### Job
What follows is a set of records, each of which is to be written out exactly.

[Figure contents as structured data]
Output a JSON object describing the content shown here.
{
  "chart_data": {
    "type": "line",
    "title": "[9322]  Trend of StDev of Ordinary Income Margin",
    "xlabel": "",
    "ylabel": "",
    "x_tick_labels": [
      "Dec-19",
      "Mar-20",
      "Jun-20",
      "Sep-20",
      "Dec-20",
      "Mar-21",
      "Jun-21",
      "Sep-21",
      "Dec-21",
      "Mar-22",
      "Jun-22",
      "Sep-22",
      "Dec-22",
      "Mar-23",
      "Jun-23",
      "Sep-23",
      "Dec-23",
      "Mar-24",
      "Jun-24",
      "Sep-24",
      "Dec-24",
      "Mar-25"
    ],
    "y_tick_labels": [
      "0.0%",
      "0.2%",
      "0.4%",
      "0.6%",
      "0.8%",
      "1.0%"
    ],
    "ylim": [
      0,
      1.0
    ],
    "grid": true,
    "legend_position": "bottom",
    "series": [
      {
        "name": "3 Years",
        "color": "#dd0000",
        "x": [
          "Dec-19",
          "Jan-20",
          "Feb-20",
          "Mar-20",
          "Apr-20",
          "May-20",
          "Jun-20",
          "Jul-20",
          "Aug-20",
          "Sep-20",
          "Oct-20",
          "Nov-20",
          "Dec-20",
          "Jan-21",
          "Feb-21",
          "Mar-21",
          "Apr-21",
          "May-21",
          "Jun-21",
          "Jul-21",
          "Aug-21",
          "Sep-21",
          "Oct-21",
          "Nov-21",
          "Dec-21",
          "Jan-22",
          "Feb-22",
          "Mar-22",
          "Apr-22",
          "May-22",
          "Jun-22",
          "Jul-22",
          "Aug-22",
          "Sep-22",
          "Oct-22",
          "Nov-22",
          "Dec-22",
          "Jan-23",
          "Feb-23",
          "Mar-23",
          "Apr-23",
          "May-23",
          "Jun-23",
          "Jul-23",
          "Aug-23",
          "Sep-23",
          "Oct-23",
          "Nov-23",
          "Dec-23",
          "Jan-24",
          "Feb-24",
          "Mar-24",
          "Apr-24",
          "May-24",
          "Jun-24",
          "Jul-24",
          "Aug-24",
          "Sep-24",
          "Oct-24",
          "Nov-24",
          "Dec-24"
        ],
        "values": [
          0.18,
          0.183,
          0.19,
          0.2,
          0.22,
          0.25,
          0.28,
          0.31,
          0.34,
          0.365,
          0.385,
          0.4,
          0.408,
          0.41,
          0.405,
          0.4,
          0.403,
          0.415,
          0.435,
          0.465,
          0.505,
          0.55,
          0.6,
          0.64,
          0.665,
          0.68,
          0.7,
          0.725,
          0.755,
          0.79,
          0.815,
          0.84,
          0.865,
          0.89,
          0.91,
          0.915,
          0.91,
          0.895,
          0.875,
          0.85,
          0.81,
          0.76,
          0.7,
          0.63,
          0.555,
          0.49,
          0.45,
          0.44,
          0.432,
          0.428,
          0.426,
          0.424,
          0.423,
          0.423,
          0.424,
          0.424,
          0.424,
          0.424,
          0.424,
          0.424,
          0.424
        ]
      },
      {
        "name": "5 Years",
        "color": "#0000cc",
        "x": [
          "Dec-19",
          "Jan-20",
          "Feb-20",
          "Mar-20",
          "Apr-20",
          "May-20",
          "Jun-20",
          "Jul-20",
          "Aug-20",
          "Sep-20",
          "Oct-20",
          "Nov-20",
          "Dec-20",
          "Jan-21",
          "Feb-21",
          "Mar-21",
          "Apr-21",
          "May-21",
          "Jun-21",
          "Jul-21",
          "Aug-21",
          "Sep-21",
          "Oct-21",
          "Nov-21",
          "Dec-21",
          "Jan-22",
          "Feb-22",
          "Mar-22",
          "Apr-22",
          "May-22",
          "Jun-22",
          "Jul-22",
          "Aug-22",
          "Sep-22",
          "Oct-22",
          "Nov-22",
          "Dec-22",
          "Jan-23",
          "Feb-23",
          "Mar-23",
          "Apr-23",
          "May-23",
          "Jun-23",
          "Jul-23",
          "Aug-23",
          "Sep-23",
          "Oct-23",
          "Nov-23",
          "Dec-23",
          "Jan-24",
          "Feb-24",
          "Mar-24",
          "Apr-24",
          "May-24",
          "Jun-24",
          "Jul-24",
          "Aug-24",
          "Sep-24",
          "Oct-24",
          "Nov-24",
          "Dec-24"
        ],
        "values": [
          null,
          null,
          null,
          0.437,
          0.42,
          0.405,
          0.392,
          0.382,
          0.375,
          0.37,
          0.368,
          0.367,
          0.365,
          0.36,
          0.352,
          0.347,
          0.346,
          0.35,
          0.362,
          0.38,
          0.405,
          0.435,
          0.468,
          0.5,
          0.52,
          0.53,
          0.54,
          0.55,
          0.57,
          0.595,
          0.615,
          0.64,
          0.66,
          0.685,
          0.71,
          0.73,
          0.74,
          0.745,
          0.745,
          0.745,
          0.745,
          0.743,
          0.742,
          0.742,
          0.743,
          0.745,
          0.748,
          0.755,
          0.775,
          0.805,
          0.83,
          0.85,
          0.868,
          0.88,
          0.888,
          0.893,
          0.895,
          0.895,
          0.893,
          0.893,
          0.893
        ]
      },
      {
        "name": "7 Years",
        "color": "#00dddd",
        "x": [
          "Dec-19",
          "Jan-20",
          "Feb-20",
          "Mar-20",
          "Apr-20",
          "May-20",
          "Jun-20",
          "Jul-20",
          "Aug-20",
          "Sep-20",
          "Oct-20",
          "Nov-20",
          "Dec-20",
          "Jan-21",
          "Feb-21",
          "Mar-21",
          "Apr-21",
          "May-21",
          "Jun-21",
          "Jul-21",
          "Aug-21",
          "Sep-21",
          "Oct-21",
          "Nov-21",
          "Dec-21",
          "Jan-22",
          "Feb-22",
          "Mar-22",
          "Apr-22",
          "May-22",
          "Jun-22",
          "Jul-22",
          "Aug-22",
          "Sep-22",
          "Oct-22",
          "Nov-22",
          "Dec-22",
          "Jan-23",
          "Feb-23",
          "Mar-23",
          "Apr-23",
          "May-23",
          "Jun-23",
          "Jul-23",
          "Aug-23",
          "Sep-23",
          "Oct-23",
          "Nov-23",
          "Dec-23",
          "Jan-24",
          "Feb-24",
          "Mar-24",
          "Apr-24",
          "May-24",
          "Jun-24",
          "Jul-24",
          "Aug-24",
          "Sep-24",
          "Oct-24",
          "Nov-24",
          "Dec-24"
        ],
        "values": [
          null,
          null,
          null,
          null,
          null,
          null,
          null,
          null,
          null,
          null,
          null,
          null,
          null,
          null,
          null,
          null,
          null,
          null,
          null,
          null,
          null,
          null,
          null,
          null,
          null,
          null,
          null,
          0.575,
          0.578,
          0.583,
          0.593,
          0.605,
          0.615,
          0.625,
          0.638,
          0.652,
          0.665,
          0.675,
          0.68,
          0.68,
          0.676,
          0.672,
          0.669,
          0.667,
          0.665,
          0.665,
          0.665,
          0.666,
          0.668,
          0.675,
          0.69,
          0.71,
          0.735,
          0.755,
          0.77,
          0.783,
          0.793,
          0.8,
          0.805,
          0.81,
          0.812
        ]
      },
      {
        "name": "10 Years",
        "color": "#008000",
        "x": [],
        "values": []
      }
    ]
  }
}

### Solution for this exercise
Output a JSON object describing the content shown here.
{
  "chart_data": {
    "type": "line",
    "title": "[9322]  Trend of StDev of Ordinary Income Margin",
    "xlabel": "",
    "ylabel": "",
    "x_tick_labels": [
      "Dec-19",
      "Mar-20",
      "Jun-20",
      "Sep-20",
      "Dec-20",
      "Mar-21",
      "Jun-21",
      "Sep-21",
      "Dec-21",
      "Mar-22",
      "Jun-22",
      "Sep-22",
      "Dec-22",
      "Mar-23",
      "Jun-23",
      "Sep-23",
      "Dec-23",
      "Mar-24",
      "Jun-24",
      "Sep-24",
      "Dec-24",
      "Mar-25"
    ],
    "y_tick_labels": [
      "0.0%",
      "0.2%",
      "0.4%",
      "0.6%",
      "0.8%",
      "1.0%"
    ],
    "ylim": [
      0,
      1.0
    ],
    "grid": true,
    "legend_position": "bottom",
    "series": [
      {
        "name": "3 Years",
        "color": "#dd0000",
        "x": [
          "Dec-19",
          "Jan-20",
          "Feb-20",
          "Mar-20",
          "Apr-20",
          "May-20",
          "Jun-20",
          "Jul-20",
          "Aug-20",
          "Sep-20",
          "Oct-20",
          "Nov-20",
          "Dec-20",
          "Jan-21",
          "Feb-21",
          "Mar-21",
          "Apr-21",
          "May-21",
          "Jun-21",
          "Jul-21",
          "Aug-21",
          "Sep-21",
          "Oct-21",
          "Nov-21",
          "Dec-21",
          "Jan-22",
          "Feb-22",
          "Mar-22",
          "Apr-22",
          "May-22",
          "Jun-22",
          "Jul-22",
          "Aug-22",
          "Sep-22",
          "Oct-22",
          "Nov-22",
          "Dec-22",
          "Jan-23",
          "Feb-23",
          "Mar-23",
          "Apr-23",
          "May-23",
          "Jun-23",
          "Jul-23",
          "Aug-23",
          "Sep-23",
          "Oct-23",
          "Nov-23",
          "Dec-23",
          "Jan-24",
          "Feb-24",
          "Mar-24",
          "Apr-24",
          "May-24",
          "Jun-24",
          "Jul-24",
          "Aug-24",
          "Sep-24",
          "Oct-24",
          "Nov-24",
          "Dec-24"
        ],
        "values": [
          0.18,
          0.183,
          0.19,
          0.2,
          0.22,
          0.25,
          0.28,
          0.31,
          0.34,
          0.365,
          0.385,
          0.4,
          0.408,
          0.41,
          0.405,
          0.4,
          0.403,
          0.415,
          0.435,
          0.465,
          0.505,
          0.55,
          0.6,
          0.64,
          0.665,
          0.68,
          0.7,
          0.725,
          0.755,
          0.79,
          0.815,
          0.84,
          0.865,
          0.89,
          0.91,
          0.915,
          0.91,
          0.895,
          0.875,
          0.85,
          0.81,
          0.76,
          0.7,
          0.63,
          0.555,
          0.49,
          0.45,
          0.44,
          0.432,
          0.428,
          0.426,
          0.424,
          0.423,
          0.423,
          0.424,
          0.424,
          0.424,
          0.424,
          0.424,
          0.424,
          0.424
        ]
      },
      {
        "name": "5 Years",
        "color": "#0000cc",
        "x": [
          "Dec-19",
          "Jan-20",
          "Feb-20",
          "Mar-20",
          "Apr-20",
          "May-20",
          "Jun-20",
          "Jul-20",
          "Aug-20",
          "Sep-20",
          "Oct-20",
          "Nov-20",
          "Dec-20",
          "Jan-21",
          "Feb-21",
          "Mar-21",
          "Apr-21",
          "May-21",
          "Jun-21",
          "Jul-21",
          "Aug-21",
          "Sep-21",
          "Oct-21",
          "Nov-21",
          "Dec-21",
          "Jan-22",
          "Feb-22",
          "Mar-22",
          "Apr-22",
          "May-22",
          "Jun-22",
          "Jul-22",
          "Aug-22",
          "Sep-22",
          "Oct-22",
          "Nov-22",
          "Dec-22",
          "Jan-23",
          "Feb-23",
          "Mar-23",
          "Apr-23",
          "May-23",
          "Jun-23",
          "Jul-23",
          "Aug-23",
          "Sep-23",
          "Oct-23",
          "Nov-23",
          "Dec-23",
          "Jan-24",
          "Feb-24",
          "Mar-24",
          "Apr-24",
          "May-24",
          "Jun-24",
          "Jul-24",
          "Aug-24",
          "Sep-24",
          "Oct-24",
          "Nov-24",
          "Dec-24"
        ],
        "values": [
          null,
          null,
          null,
          0.437,
          0.42,
          0.405,
          0.392,
          0.382,
          0.375,
          0.37,
          0.368,
          0.367,
          0.365,
          0.36,
          0.352,
          0.347,
          0.346,
          0.35,
          0.362,
          0.38,
          0.405,
          0.435,
          0.468,
          0.5,
          0.52,
          0.53,
          0.54,
          0.55,
          0.57,
          0.595,
          0.615,
          0.64,
          0.66,
          0.685,
          0.71,
          0.73,
          0.74,
          0.745,
          0.745,
          0.745,
          0.745,
          0.743,
          0.742,
          0.742,
          0.743,
          0.745,
          0.748,
          0.755,
          0.775,
          0.805,
          0.83,
          0.85,
          0.868,
          0.88,
          0.888,
          0.893,
          0.895,
          0.895,
          0.893,
          0.893,
          0.893
        ]
      },
      {
        "name": "7 Years",
        "color": "#00dddd",
        "x": [
          "Dec-19",
          "Jan-20",
          "Feb-20",
          "Mar-20",
          "Apr-20",
          "May-20",
          "Jun-20",
          "Jul-20",
          "Aug-20",
          "Sep-20",
          "Oct-20",
          "Nov-20",
          "Dec-20",
          "Jan-21",
          "Feb-21",
          "Mar-21",
          "Apr-21",
          "May-21",
          "Jun-21",
          "Jul-21",
          "Aug-21",
          "Sep-21",
          "Oct-21",
          "Nov-21",
          "Dec-21",
          "Jan-22",
          "Feb-22",
          "Mar-22",
          "Apr-22",
          "May-22",
          "Jun-22",
          "Jul-22",
          "Aug-22",
          "Sep-22",
          "Oct-22",
          "Nov-22",
          "Dec-22",
          "Jan-23",
          "Feb-23",
          "Mar-23",
          "Apr-23",
          "May-23",
          "Jun-23",
          "Jul-23",
          "Aug-23",
          "Sep-23",
          "Oct-23",
          "Nov-23",
          "Dec-23",
          "Jan-24",
          "Feb-24",
          "Mar-24",
          "Apr-24",
          "May-24",
          "Jun-24",
          "Jul-24",
          "Aug-24",
          "Sep-24",
          "Oct-24",
          "Nov-24",
          "Dec-24"
        ],
        "values": [
          null,
          null,
          null,
          null,
          null,
          null,
          null,
          null,
          null,
          null,
          null,
          null,
          null,
          null,
          null,
          null,
          null,
          null,
          null,
          null,
          null,
          null,
          null,
          null,
          null,
          null,
          null,
          0.575,
          0.578,
          0.583,
          0.593,
          0.605,
          0.615,
          0.625,
          0.638,
          0.652,
          0.665,
          0.675,
          0.68,
          0.68,
          0.676,
          0.672,
          0.669,
          0.667,
          0.665,
          0.665,
          0.665,
          0.666,
          0.668,
          0.675,
          0.69,
          0.71,
          0.735,
          0.755,
          0.77,
          0.783,
          0.793,
          0.8,
          0.805,
          0.81,
          0.812
        ]
      },
      {
        "name": "10 Years",
        "color": "#008000",
        "x": [],
        "values": []
      }
    ]
  }
}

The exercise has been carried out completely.